+++ THE INPUT
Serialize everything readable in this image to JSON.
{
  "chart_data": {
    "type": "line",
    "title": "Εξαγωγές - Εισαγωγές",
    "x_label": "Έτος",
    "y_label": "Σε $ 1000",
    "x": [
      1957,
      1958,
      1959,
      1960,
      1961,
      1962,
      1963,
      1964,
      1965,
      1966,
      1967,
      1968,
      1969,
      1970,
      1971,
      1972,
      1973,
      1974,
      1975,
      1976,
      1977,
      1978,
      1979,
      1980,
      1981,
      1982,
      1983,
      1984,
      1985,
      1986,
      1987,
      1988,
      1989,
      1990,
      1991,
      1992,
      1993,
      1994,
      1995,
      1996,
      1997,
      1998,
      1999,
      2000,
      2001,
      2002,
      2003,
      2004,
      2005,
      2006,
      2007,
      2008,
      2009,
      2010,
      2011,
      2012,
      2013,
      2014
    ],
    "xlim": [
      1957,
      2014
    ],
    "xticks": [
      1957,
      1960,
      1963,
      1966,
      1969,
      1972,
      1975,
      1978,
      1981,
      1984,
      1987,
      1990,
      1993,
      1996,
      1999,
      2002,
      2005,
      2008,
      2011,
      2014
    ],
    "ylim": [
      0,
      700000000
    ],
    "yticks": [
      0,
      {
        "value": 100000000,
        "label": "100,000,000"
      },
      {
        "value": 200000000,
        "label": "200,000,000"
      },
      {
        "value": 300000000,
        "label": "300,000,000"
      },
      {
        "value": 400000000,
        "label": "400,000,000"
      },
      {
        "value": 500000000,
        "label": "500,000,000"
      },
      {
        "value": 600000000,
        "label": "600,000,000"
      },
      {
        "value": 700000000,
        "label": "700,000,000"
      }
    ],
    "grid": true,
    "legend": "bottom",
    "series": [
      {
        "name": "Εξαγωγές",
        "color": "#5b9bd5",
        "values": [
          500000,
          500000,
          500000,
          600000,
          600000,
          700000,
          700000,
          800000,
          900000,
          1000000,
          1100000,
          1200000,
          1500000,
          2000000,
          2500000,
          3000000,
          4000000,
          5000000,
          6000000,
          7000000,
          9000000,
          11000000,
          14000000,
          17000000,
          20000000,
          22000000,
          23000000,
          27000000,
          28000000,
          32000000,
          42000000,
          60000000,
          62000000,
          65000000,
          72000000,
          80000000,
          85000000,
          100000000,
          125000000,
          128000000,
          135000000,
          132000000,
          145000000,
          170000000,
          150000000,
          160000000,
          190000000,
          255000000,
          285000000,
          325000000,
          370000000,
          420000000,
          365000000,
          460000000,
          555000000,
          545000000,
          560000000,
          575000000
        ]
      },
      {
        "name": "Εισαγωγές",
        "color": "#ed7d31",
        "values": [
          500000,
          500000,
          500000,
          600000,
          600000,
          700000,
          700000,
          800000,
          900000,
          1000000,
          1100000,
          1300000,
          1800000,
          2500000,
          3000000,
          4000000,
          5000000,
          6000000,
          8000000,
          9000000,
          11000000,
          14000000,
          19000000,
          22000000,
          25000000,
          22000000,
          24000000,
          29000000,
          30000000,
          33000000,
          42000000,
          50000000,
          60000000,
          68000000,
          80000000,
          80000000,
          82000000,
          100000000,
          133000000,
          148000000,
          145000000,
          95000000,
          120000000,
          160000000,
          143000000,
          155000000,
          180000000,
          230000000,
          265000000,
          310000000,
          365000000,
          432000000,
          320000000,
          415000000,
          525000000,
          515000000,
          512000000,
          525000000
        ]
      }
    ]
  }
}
++++++
**DIRECTIVE**
Give the entries once more, exactly as they appear.

**COMPLETE RESPONSE**
Serialize everything readable in this image to JSON.
{
  "chart_data": {
    "type": "line",
    "title": "Εξαγωγές - Εισαγωγές",
    "x_label": "Έτος",
    "y_label": "Σε $ 1000",
    "x": [
      1957,
      1958,
      1959,
      1960,
      1961,
      1962,
      1963,
      1964,
      1965,
      1966,
      1967,
      1968,
      1969,
      1970,
      1971,
      1972,
      1973,
      1974,
      1975,
      1976,
      1977,
      1978,
      1979,
      1980,
      1981,
      1982,
      1983,
      1984,
      1985,
      1986,
      1987,
      1988,
      1989,
      1990,
      1991,
      1992,
      1993,
      1994,
      1995,
      1996,
      1997,
      1998,
      1999,
      2000,
      2001,
      2002,
      2003,
      2004,
      2005,
      2006,
      2007,
      2008,
      2009,
      2010,
      2011,
      2012,
      2013,
      2014
    ],
    "xlim": [
      1957,
      2014
    ],
    "xticks": [
      1957,
      1960,
      1963,
      1966,
      1969,
      1972,
      1975,
      1978,
      1981,
      1984,
      1987,
      1990,
      1993,
      1996,
      1999,
      2002,
      2005,
      2008,
      2011,
      2014
    ],
    "ylim": [
      0,
      700000000
    ],
    "yticks": [
      0,
      {
        "value": 100000000,
        "label": "100,000,000"
      },
      {
        "value": 200000000,
        "label": "200,000,000"
      },
      {
        "value": 300000000,
        "label": "300,000,000"
      },
      {
        "value": 400000000,
        "label": "400,000,000"
      },
      {
        "value": 500000000,
        "label": "500,000,000"
      },
      {
        "value": 600000000,
        "label": "600,000,000"
      },
      {
        "value": 700000000,
        "label": "700,000,000"
      }
    ],
    "grid": true,
    "legend": "bottom",
    "series": [
      {
        "name": "Εξαγωγές",
        "color": "#5b9bd5",
        "values": [
          500000,
          500000,
          500000,
          600000,
          600000,
          700000,
          700000,
          800000,
          900000,
          1000000,
          1100000,
          1200000,
          1500000,
          2000000,
          2500000,
          3000000,
          4000000,
          5000000,
          6000000,
          7000000,
          9000000,
          11000000,
          14000000,
          17000000,
          20000000,
          22000000,
          23000000,
          27000000,
          28000000,
          32000000,
          42000000,
          60000000,
          62000000,
          65000000,
          72000000,
          80000000,
          85000000,
          100000000,
          125000000,
          128000000,
          135000000,
          132000000,
          145000000,
          170000000,
          150000000,
          160000000,
          190000000,
          255000000,
          285000000,
          325000000,
          370000000,
          420000000,
          365000000,
          460000000,
          555000000,
          545000000,
          560000000,
          575000000
        ]
      },
      {
        "name": "Εισαγωγές",
        "color": "#ed7d31",
        "values": [
          500000,
          500000,
          500000,
          600000,
          600000,
          700000,
          700000,
          800000,
          900000,
          1000000,
          1100000,
          1300000,
          1800000,
          2500000,
          3000000,
          4000000,
          5000000,
          6000000,
          8000000,
          9000000,
          11000000,
          14000000,
          19000000,
          22000000,
          25000000,
          22000000,
          24000000,
          29000000,
          30000000,
          33000000,
          42000000,
          50000000,
          60000000,
          68000000,
          80000000,
          80000000,
          82000000,
          100000000,
          133000000,
          148000000,
          145000000,
          95000000,
          120000000,
          160000000,
          143000000,
          155000000,
          180000000,
          230000000,
          265000000,
          310000000,
          365000000,
          432000000,
          320000000,
          415000000,
          525000000,
          515000000,
          512000000,
          525000000
        ]
      }
    ]
  }
}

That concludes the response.